• **Material to process**

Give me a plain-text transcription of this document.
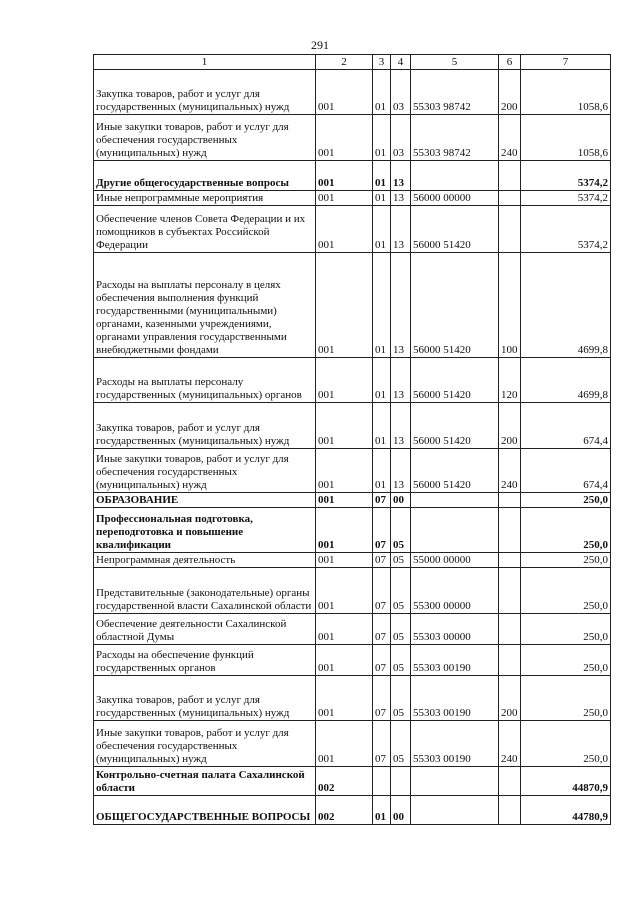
291
1	2	3	4	5	6	7
Закупка товаров, работ и услуг для государственных (муниципальных) нужд	001	01	03	55303 98742	200	1058,6
Иные закупки товаров, работ и услуг для обеспечения государственных (муниципальных) нужд	001	01	03	55303 98742	240	1058,6
Другие общегосударственные вопросы	001	01	13			5374,2
Иные непрограммные мероприятия	001	01	13	56000 00000		5374,2
Обеспечение членов Совета Федерации и их помощников в субъектах Российской Федерации	001	01	13	56000 51420		5374,2
Расходы на выплаты персоналу в целях обеспечения выполнения функций государственными (муниципальными) органами, казенными учреждениями, органами управления государственными внебюджетными фондами	001	01	13	56000 51420	100	4699,8
Расходы на выплаты персоналу государственных (муниципальных) органов	001	01	13	56000 51420	120	4699,8
Закупка товаров, работ и услуг для государственных (муниципальных) нужд	001	01	13	56000 51420	200	674,4
Иные закупки товаров, работ и услуг для обеспечения государственных (муниципальных) нужд	001	01	13	56000 51420	240	674,4
ОБРАЗОВАНИЕ	001	07	00			250,0
Профессиональная подготовка, переподготовка и повышение квалификации	001	07	05			250,0
Непрограммная деятельность	001	07	05	55000 00000		250,0
Представительные (законодательные) органы государственной власти Сахалинской области	001	07	05	55300 00000		250,0
Обеспечение деятельности Сахалинской областной Думы	001	07	05	55303 00000		250,0
Расходы на обеспечение функций государственных органов	001	07	05	55303 00190		250,0
Закупка товаров, работ и услуг для государственных (муниципальных) нужд	001	07	05	55303 00190	200	250,0
Иные закупки товаров, работ и услуг для обеспечения государственных (муниципальных) нужд	001	07	05	55303 00190	240	250,0
Контрольно-счетная палата Сахалинской области	002					44870,9
ОБЩЕГОСУДАРСТВЕННЫЕ ВОПРОСЫ	002	01	00			44780,9
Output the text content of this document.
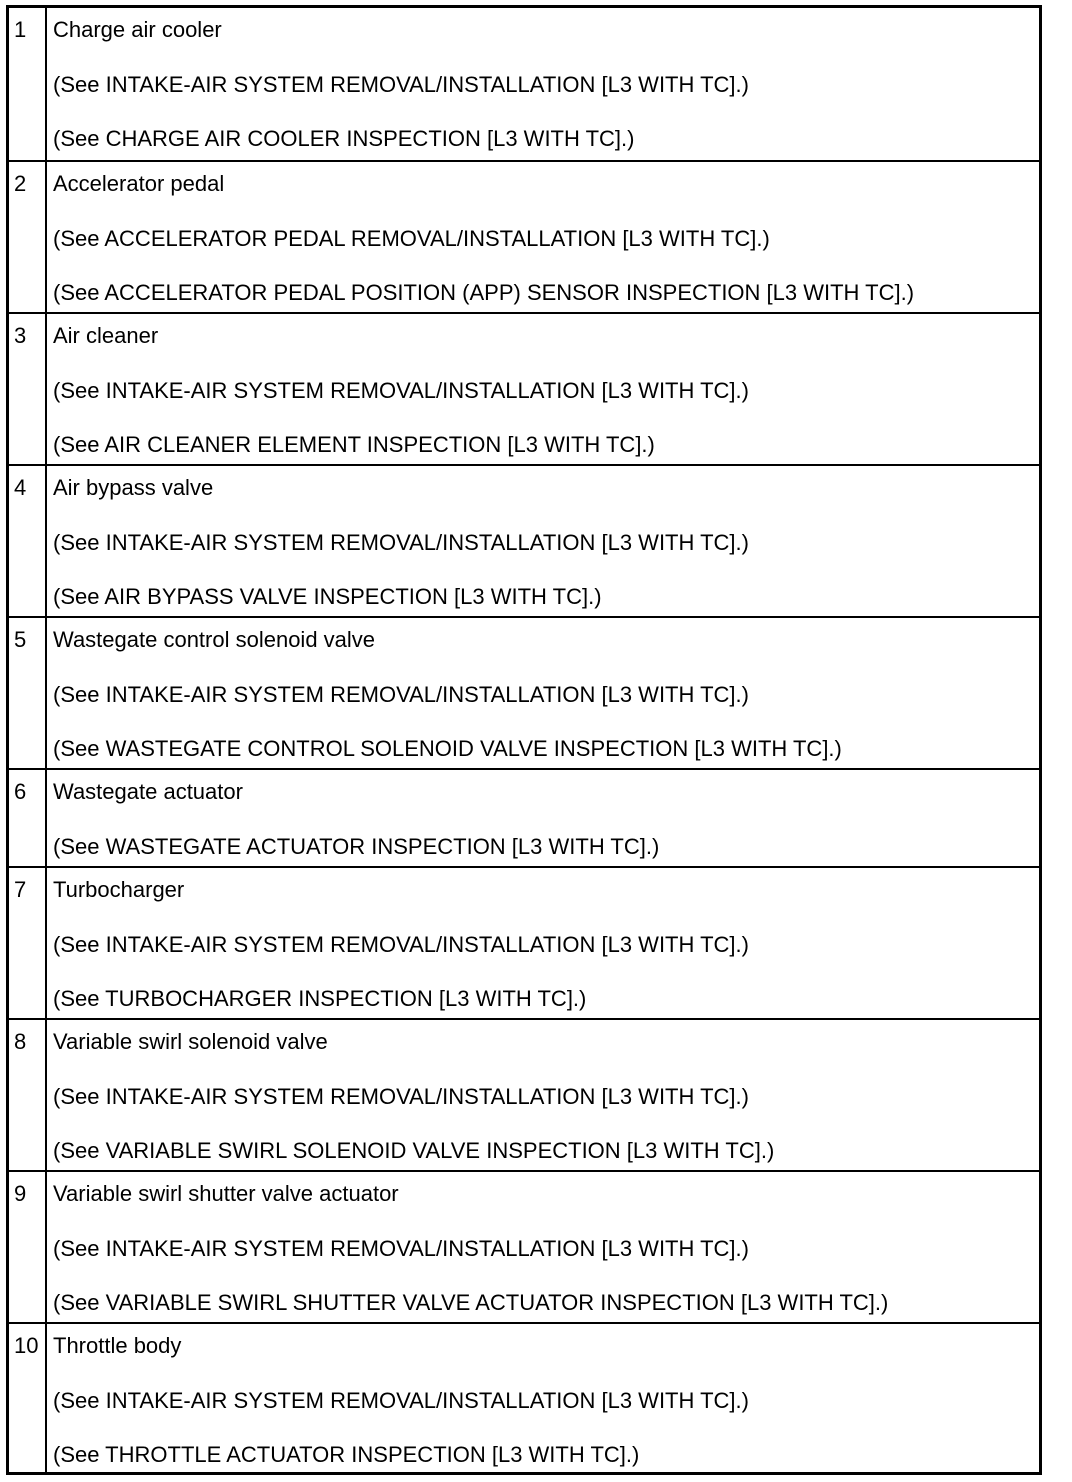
1	Charge air cooler
(See INTAKE-AIR SYSTEM REMOVAL/INSTALLATION [L3 WITH TC].)
(See CHARGE AIR COOLER INSPECTION [L3 WITH TC].)
2	Accelerator pedal
(See ACCELERATOR PEDAL REMOVAL/INSTALLATION [L3 WITH TC].)
(See ACCELERATOR PEDAL POSITION (APP) SENSOR INSPECTION [L3 WITH TC].)
3	Air cleaner
(See INTAKE-AIR SYSTEM REMOVAL/INSTALLATION [L3 WITH TC].)
(See AIR CLEANER ELEMENT INSPECTION [L3 WITH TC].)
4	Air bypass valve
(See INTAKE-AIR SYSTEM REMOVAL/INSTALLATION [L3 WITH TC].)
(See AIR BYPASS VALVE INSPECTION [L3 WITH TC].)
5	Wastegate control solenoid valve
(See INTAKE-AIR SYSTEM REMOVAL/INSTALLATION [L3 WITH TC].)
(See WASTEGATE CONTROL SOLENOID VALVE INSPECTION [L3 WITH TC].)
6	Wastegate actuator
(See WASTEGATE ACTUATOR INSPECTION [L3 WITH TC].)
7	Turbocharger
(See INTAKE-AIR SYSTEM REMOVAL/INSTALLATION [L3 WITH TC].)
(See TURBOCHARGER INSPECTION [L3 WITH TC].)
8	Variable swirl solenoid valve
(See INTAKE-AIR SYSTEM REMOVAL/INSTALLATION [L3 WITH TC].)
(See VARIABLE SWIRL SOLENOID VALVE INSPECTION [L3 WITH TC].)
9	Variable swirl shutter valve actuator
(See INTAKE-AIR SYSTEM REMOVAL/INSTALLATION [L3 WITH TC].)
(See VARIABLE SWIRL SHUTTER VALVE ACTUATOR INSPECTION [L3 WITH TC].)
10 Throttle body
(See INTAKE-AIR SYSTEM REMOVAL/INSTALLATION [L3 WITH TC].)
(See THROTTLE ACTUATOR INSPECTION [L3 WITH TC].)
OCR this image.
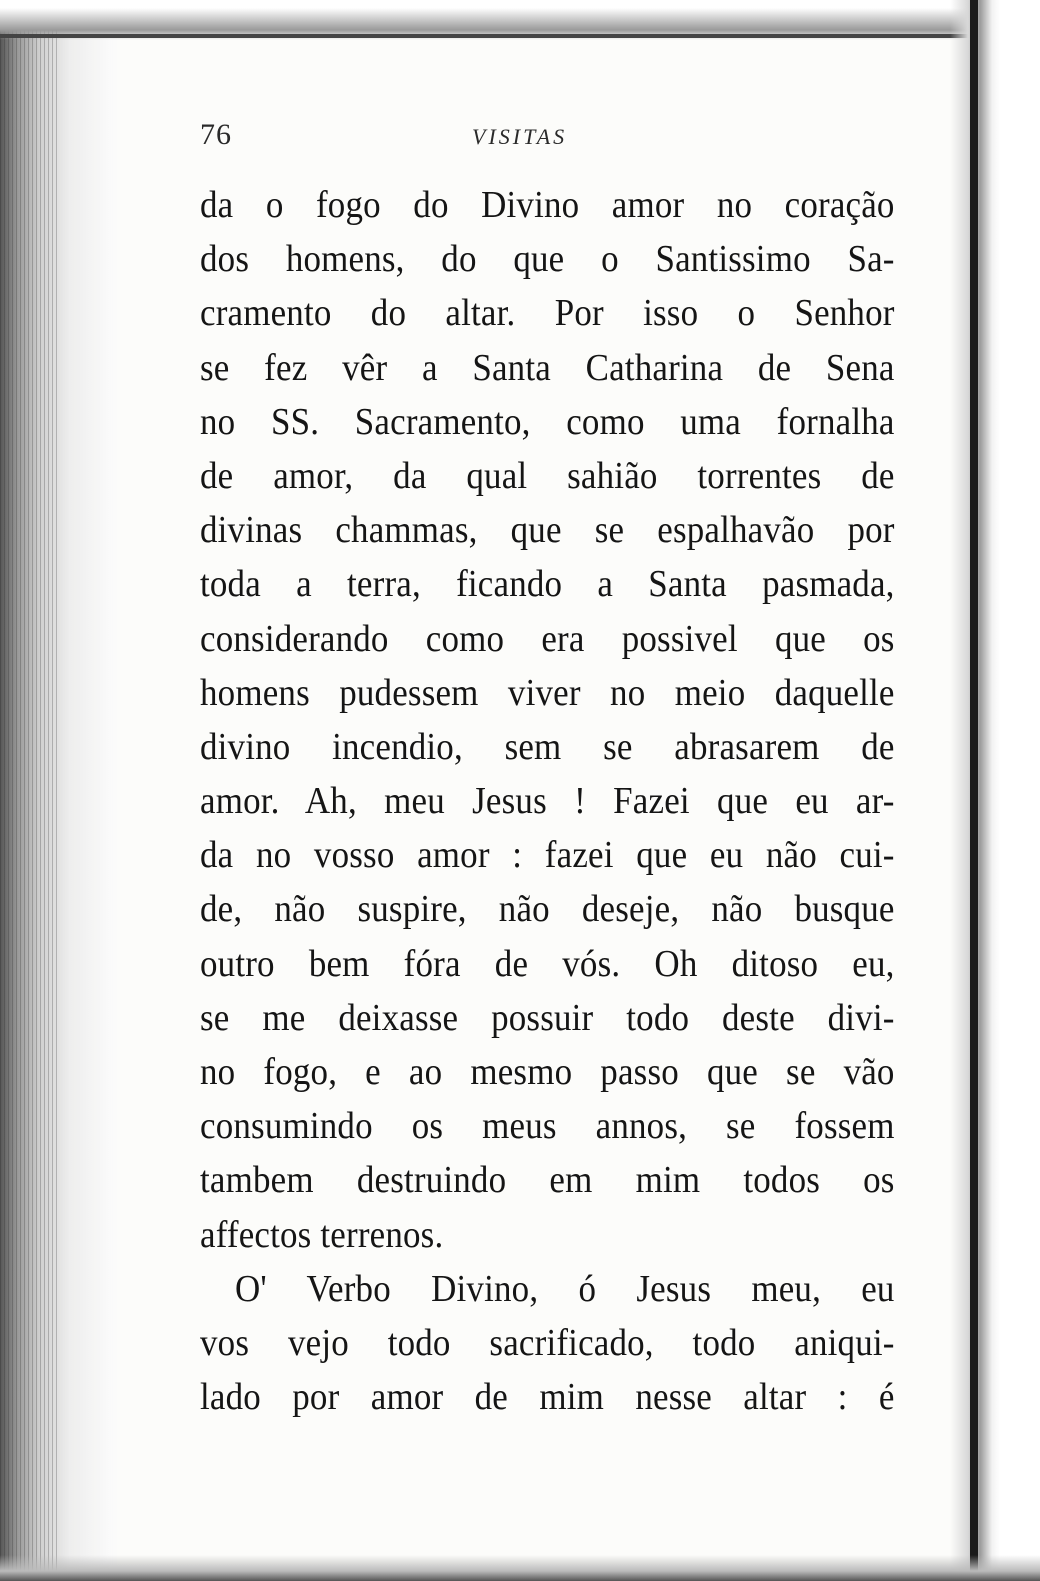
76	VISITAS
da o fogo do Divino amor no coração
dos homens, do que o Santissimo Sa-
cramento do altar. Por isso o Senhor
se fez vêr a Santa Catharina de Sena
no SS. Sacramento, como uma fornalha
de amor, da qual sahião torrentes de
divinas chammas, que se espalhavão por
toda a terra, ficando a Santa pasmada,
considerando como era possivel que os
homens pudessem viver no meio daquelle
divino incendio, sem se abrasarem de
amor. Ah, meu Jesus ! Fazei que eu ar-
da no vosso amor : fazei que eu não cui-
de, não suspire, não deseje, não busque
outro bem fóra de vós. Oh ditoso eu,
se me deixasse possuir todo deste divi-
no fogo, e ao mesmo passo que se vão
consumindo os meus annos, se fossem
tambem destruindo em mim todos os
affectos terrenos.
O' Verbo Divino, ó Jesus meu, eu
vos vejo todo sacrificado, todo aniqui-
lado por amor de mim nesse altar : é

• **Request**
Omit every image. Quote each record exactly.

• **Output below**
Give me a plain-text transcription of this document.
291
1	2	3	4	5	6	7
Закупка товаров, работ и услуг для государственных (муниципальных) нужд	001	01	03	55303 98742	200	1058,6
Иные закупки товаров, работ и услуг для обеспечения государственных (муниципальных) нужд	001	01	03	55303 98742	240	1058,6
Другие общегосударственные вопросы	001	01	13			5374,2
Иные непрограммные мероприятия	001	01	13	56000 00000		5374,2
Обеспечение членов Совета Федерации и их помощников в субъектах Российской Федерации	001	01	13	56000 51420		5374,2
Расходы на выплаты персоналу в целях обеспечения выполнения функций государственными (муниципальными) органами, казенными учреждениями, органами управления государственными внебюджетными фондами	001	01	13	56000 51420	100	4699,8
Расходы на выплаты персоналу государственных (муниципальных) органов	001	01	13	56000 51420	120	4699,8
Закупка товаров, работ и услуг для государственных (муниципальных) нужд	001	01	13	56000 51420	200	674,4
Иные закупки товаров, работ и услуг для обеспечения государственных (муниципальных) нужд	001	01	13	56000 51420	240	674,4
ОБРАЗОВАНИЕ	001	07	00			250,0
Профессиональная подготовка, переподготовка и повышение квалификации	001	07	05			250,0
Непрограммная деятельность	001	07	05	55000 00000		250,0
Представительные (законодательные) органы государственной власти Сахалинской области	001	07	05	55300 00000		250,0
Обеспечение деятельности Сахалинской областной Думы	001	07	05	55303 00000		250,0
Расходы на обеспечение функций государственных органов	001	07	05	55303 00190		250,0
Закупка товаров, работ и услуг для государственных (муниципальных) нужд	001	07	05	55303 00190	200	250,0
Иные закупки товаров, работ и услуг для обеспечения государственных (муниципальных) нужд	001	07	05	55303 00190	240	250,0
Контрольно-счетная палата Сахалинской области	002					44870,9
ОБЩЕГОСУДАРСТВЕННЫЕ ВОПРОСЫ	002	01	00			44780,9
Output the text content of this document.
1	Charge air cooler
(See INTAKE-AIR SYSTEM REMOVAL/INSTALLATION [L3 WITH TC].)
(See CHARGE AIR COOLER INSPECTION [L3 WITH TC].)
2	Accelerator pedal
(See ACCELERATOR PEDAL REMOVAL/INSTALLATION [L3 WITH TC].)
(See ACCELERATOR PEDAL POSITION (APP) SENSOR INSPECTION [L3 WITH TC].)
3	Air cleaner
(See INTAKE-AIR SYSTEM REMOVAL/INSTALLATION [L3 WITH TC].)
(See AIR CLEANER ELEMENT INSPECTION [L3 WITH TC].)
4	Air bypass valve
(See INTAKE-AIR SYSTEM REMOVAL/INSTALLATION [L3 WITH TC].)
(See AIR BYPASS VALVE INSPECTION [L3 WITH TC].)
5	Wastegate control solenoid valve
(See INTAKE-AIR SYSTEM REMOVAL/INSTALLATION [L3 WITH TC].)
(See WASTEGATE CONTROL SOLENOID VALVE INSPECTION [L3 WITH TC].)
6	Wastegate actuator
(See WASTEGATE ACTUATOR INSPECTION [L3 WITH TC].)
7	Turbocharger
(See INTAKE-AIR SYSTEM REMOVAL/INSTALLATION [L3 WITH TC].)
(See TURBOCHARGER INSPECTION [L3 WITH TC].)
8	Variable swirl solenoid valve
(See INTAKE-AIR SYSTEM REMOVAL/INSTALLATION [L3 WITH TC].)
(See VARIABLE SWIRL SOLENOID VALVE INSPECTION [L3 WITH TC].)
9	Variable swirl shutter valve actuator
(See INTAKE-AIR SYSTEM REMOVAL/INSTALLATION [L3 WITH TC].)
(See VARIABLE SWIRL SHUTTER VALVE ACTUATOR INSPECTION [L3 WITH TC].)
10 Throttle body
(See INTAKE-AIR SYSTEM REMOVAL/INSTALLATION [L3 WITH TC].)
(See THROTTLE ACTUATOR INSPECTION [L3 WITH TC].)
OCR this image.
76	VISITAS
da o fogo do Divino amor no coração
dos homens, do que o Santissimo Sa-
cramento do altar. Por isso o Senhor
se fez vêr a Santa Catharina de Sena
no SS. Sacramento, como uma fornalha
de amor, da qual sahião torrentes de
divinas chammas, que se espalhavão por
toda a terra, ficando a Santa pasmada,
considerando como era possivel que os
homens pudessem viver no meio daquelle
divino incendio, sem se abrasarem de
amor. Ah, meu Jesus ! Fazei que eu ar-
da no vosso amor : fazei que eu não cui-
de, não suspire, não deseje, não busque
outro bem fóra de vós. Oh ditoso eu,
se me deixasse possuir todo deste divi-
no fogo, e ao mesmo passo que se vão
consumindo os meus annos, se fossem
tambem destruindo em mim todos os
affectos terrenos.
O' Verbo Divino, ó Jesus meu, eu
vos vejo todo sacrificado, todo aniqui-
lado por amor de mim nesse altar : é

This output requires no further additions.